▸ **Required work**
Scan the entries below and report only how many lines contain "this".

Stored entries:
- - -

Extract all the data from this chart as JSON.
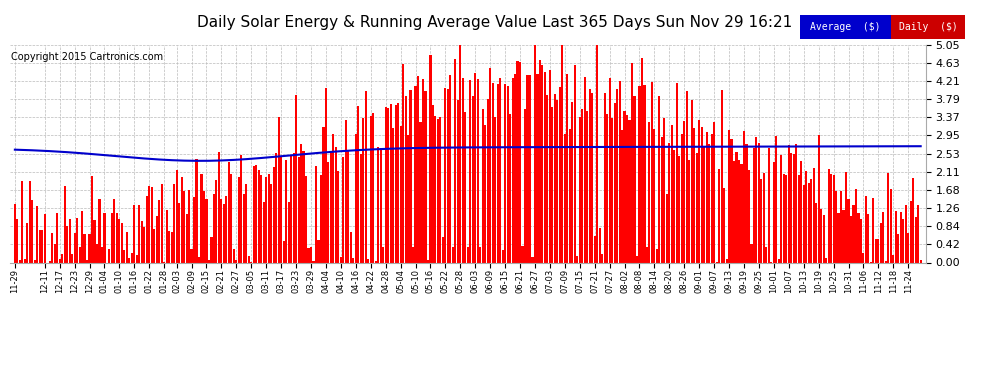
{
  "title": "Daily Solar Energy & Running Average Value Last 365 Days Sun Nov 29 16:21",
  "copyright": "Copyright 2015 Cartronics.com",
  "ylim": [
    0.0,
    5.05
  ],
  "yticks": [
    0.0,
    0.42,
    0.84,
    1.26,
    1.68,
    2.11,
    2.53,
    2.95,
    3.37,
    3.79,
    4.21,
    4.63,
    5.05
  ],
  "bar_color": "#ff0000",
  "avg_line_color": "#0000cc",
  "background_color": "#ffffff",
  "legend_avg_bg": "#0000cc",
  "legend_daily_bg": "#cc0000",
  "legend_text_color": "#ffffff",
  "title_fontsize": 11,
  "copyright_fontsize": 7,
  "num_bars": 365,
  "seed": 42,
  "xtick_labels": [
    "11-29",
    "12-11",
    "12-17",
    "12-23",
    "12-29",
    "01-04",
    "01-10",
    "01-16",
    "01-22",
    "01-28",
    "02-03",
    "02-09",
    "02-15",
    "02-21",
    "02-27",
    "03-05",
    "03-11",
    "03-17",
    "03-23",
    "03-29",
    "04-04",
    "04-10",
    "04-16",
    "04-22",
    "04-28",
    "05-04",
    "05-10",
    "05-16",
    "05-22",
    "05-28",
    "06-03",
    "06-09",
    "06-15",
    "06-21",
    "06-27",
    "07-03",
    "07-09",
    "07-15",
    "07-21",
    "07-27",
    "08-02",
    "08-08",
    "08-14",
    "08-20",
    "08-26",
    "09-01",
    "09-07",
    "09-13",
    "09-19",
    "09-25",
    "10-01",
    "10-07",
    "10-13",
    "10-19",
    "10-25",
    "10-31",
    "11-06",
    "11-12",
    "11-18",
    "11-24"
  ],
  "tick_positions": [
    0,
    12,
    18,
    24,
    30,
    36,
    42,
    48,
    54,
    60,
    65,
    71,
    77,
    83,
    89,
    95,
    101,
    107,
    113,
    119,
    125,
    131,
    137,
    143,
    149,
    155,
    161,
    167,
    173,
    179,
    185,
    191,
    197,
    203,
    209,
    215,
    221,
    227,
    233,
    239,
    245,
    251,
    257,
    263,
    269,
    275,
    281,
    287,
    293,
    299,
    305,
    311,
    317,
    323,
    329,
    335,
    341,
    347,
    353,
    359
  ]
}
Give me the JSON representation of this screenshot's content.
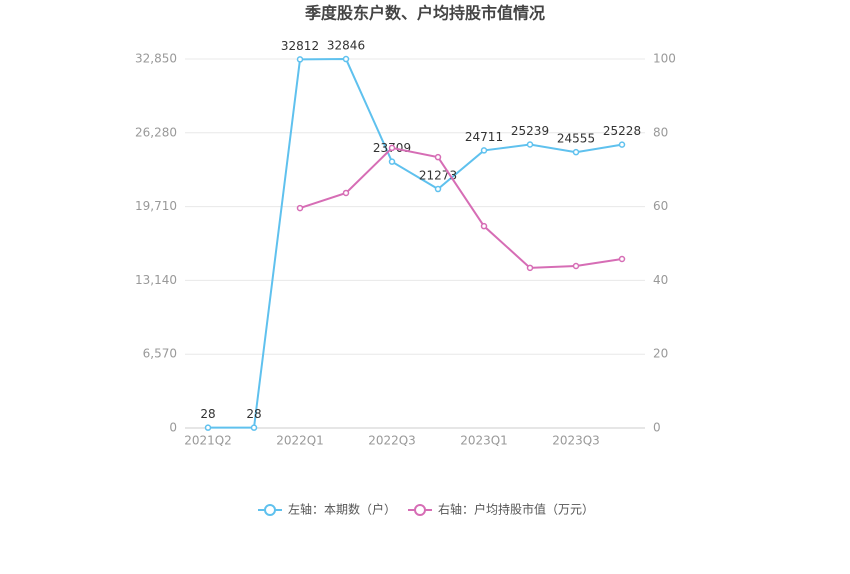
{
  "chart_data": {
    "type": "line",
    "title": "季度股东户数、户均持股市值情况",
    "categories": [
      "2021Q2",
      null,
      "2022Q1",
      null,
      "2022Q3",
      null,
      "2023Q1",
      null,
      "2023Q3",
      null
    ],
    "series": [
      {
        "name": "左轴：本期数（户）",
        "color": "#5fc1ee",
        "values": [
          28,
          28,
          32812,
          32846,
          23709,
          21273,
          24711,
          25239,
          24555,
          25228
        ]
      },
      {
        "name": "右轴：户均持股市值（万元）",
        "color": "#d66db5",
        "axis": "y2",
        "values": [
          null,
          null,
          59.6,
          63.7,
          75.9,
          73.4,
          54.7,
          43.4,
          43.9,
          45.8
        ]
      }
    ],
    "ylim": [
      0,
      32850
    ],
    "yticks": [
      0,
      {
        "value": 6570,
        "label": "6,570"
      },
      {
        "value": 13140,
        "label": "13,140"
      },
      {
        "value": 19710,
        "label": "19,710"
      },
      {
        "value": 26280,
        "label": "26,280"
      },
      {
        "value": 32850,
        "label": "32,850"
      }
    ],
    "y2lim": [
      0,
      100
    ],
    "y2ticks": [
      0,
      20,
      40,
      60,
      80,
      100
    ],
    "grid": true
  }
}
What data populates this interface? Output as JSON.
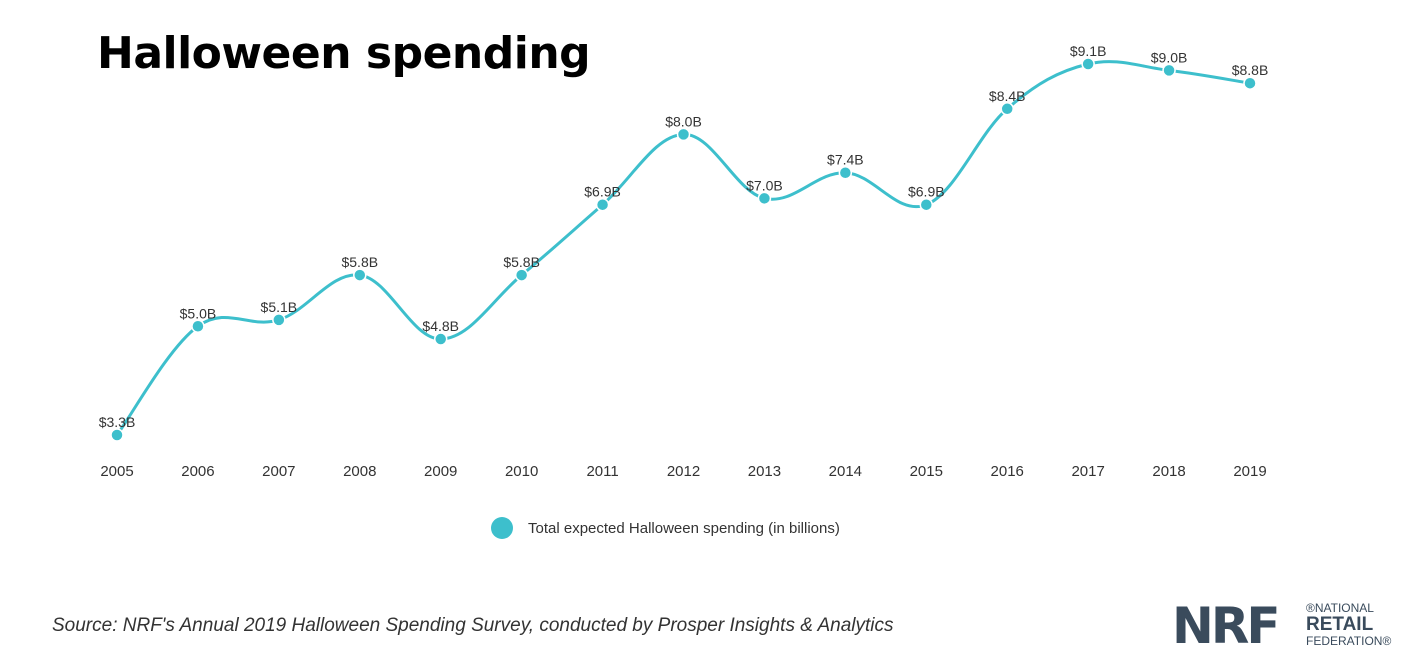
{
  "title": "Halloween spending",
  "source": "Source: NRF's Annual 2019 Halloween Spending Survey, conducted by Prosper Insights & Analytics",
  "logo": {
    "mark": "NRF",
    "line1": "®NATIONAL",
    "line2": "RETAIL",
    "line3": "FEDERATION®"
  },
  "colors": {
    "series": "#3dbfcc",
    "text": "#333333",
    "logo": "#3a4b5c"
  },
  "chart_data": {
    "type": "line",
    "x": [
      "2005",
      "2006",
      "2007",
      "2008",
      "2009",
      "2010",
      "2011",
      "2012",
      "2013",
      "2014",
      "2015",
      "2016",
      "2017",
      "2018",
      "2019"
    ],
    "series": [
      {
        "name": "Total expected Halloween spending (in billions)",
        "values": [
          3.3,
          5.0,
          5.1,
          5.8,
          4.8,
          5.8,
          6.9,
          8.0,
          7.0,
          7.4,
          6.9,
          8.4,
          9.1,
          9.0,
          8.8
        ],
        "labels": [
          "$3.3B",
          "$5.0B",
          "$5.1B",
          "$5.8B",
          "$4.8B",
          "$5.8B",
          "$6.9B",
          "$8.0B",
          "$7.0B",
          "$7.4B",
          "$6.9B",
          "$8.4B",
          "$9.1B",
          "$9.0B",
          "$8.8B"
        ]
      }
    ],
    "xlabel": "",
    "ylabel": "",
    "legend": "bottom-center",
    "grid": false,
    "smooth": true
  }
}
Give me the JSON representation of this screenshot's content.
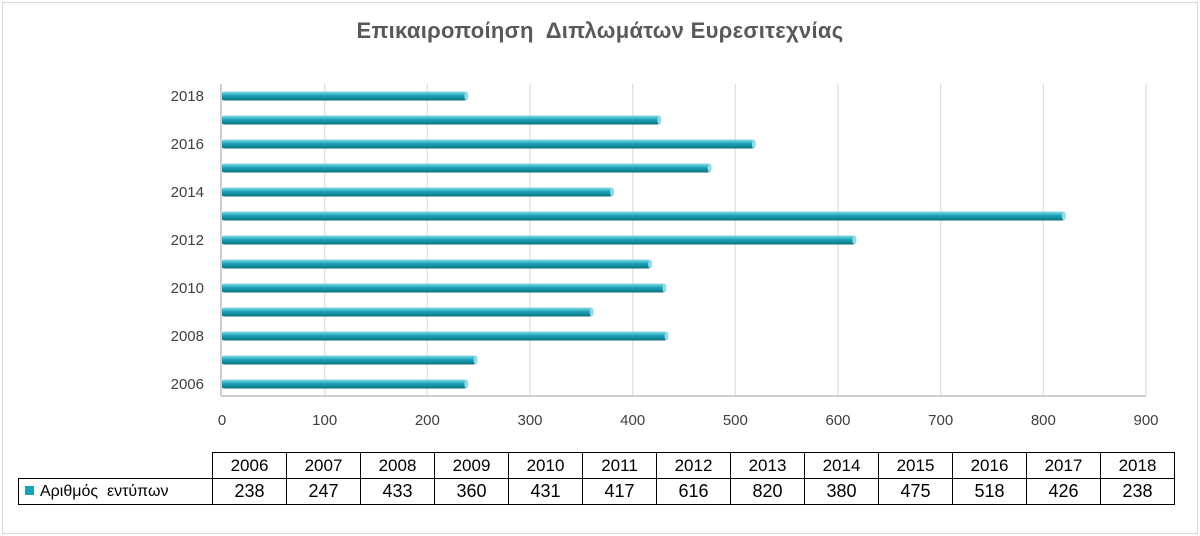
{
  "chart_data": {
    "type": "bar",
    "orientation": "horizontal",
    "title": "Επικαιροποίηση  Διπλωμάτων Ευρεσιτεχνίας",
    "categories": [
      "2006",
      "2007",
      "2008",
      "2009",
      "2010",
      "2011",
      "2012",
      "2013",
      "2014",
      "2015",
      "2016",
      "2017",
      "2018"
    ],
    "y_tick_labels": [
      "2006",
      "2008",
      "2010",
      "2012",
      "2014",
      "2016",
      "2018"
    ],
    "series": [
      {
        "name": "Αριθμός  εντύπων",
        "color": "#1aa3b8",
        "values": [
          238,
          247,
          433,
          360,
          431,
          417,
          616,
          820,
          380,
          475,
          518,
          426,
          238
        ]
      }
    ],
    "xlim": [
      0,
      900
    ],
    "x_ticks": [
      0,
      100,
      200,
      300,
      400,
      500,
      600,
      700,
      800,
      900
    ],
    "gridlines": "vertical",
    "legend": "data-table-below",
    "colors": {
      "bar": "#1aa3b8",
      "bar_dark": "#0f6f80",
      "bar_light": "#8fdce8",
      "grid": "#d9d9d9",
      "axis_text": "#404040",
      "title": "#595959"
    }
  }
}
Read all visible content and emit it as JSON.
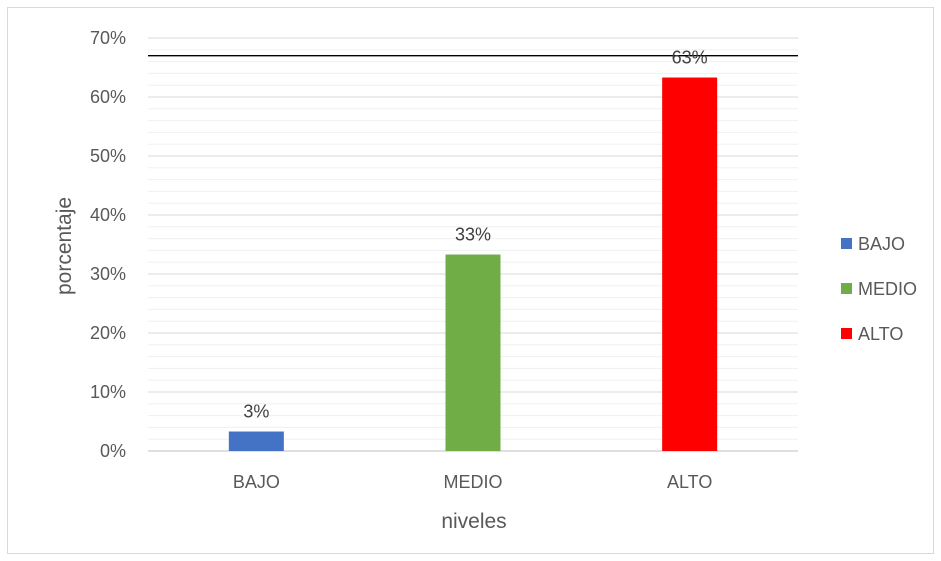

- - -

▸ **Output of the exercise**
4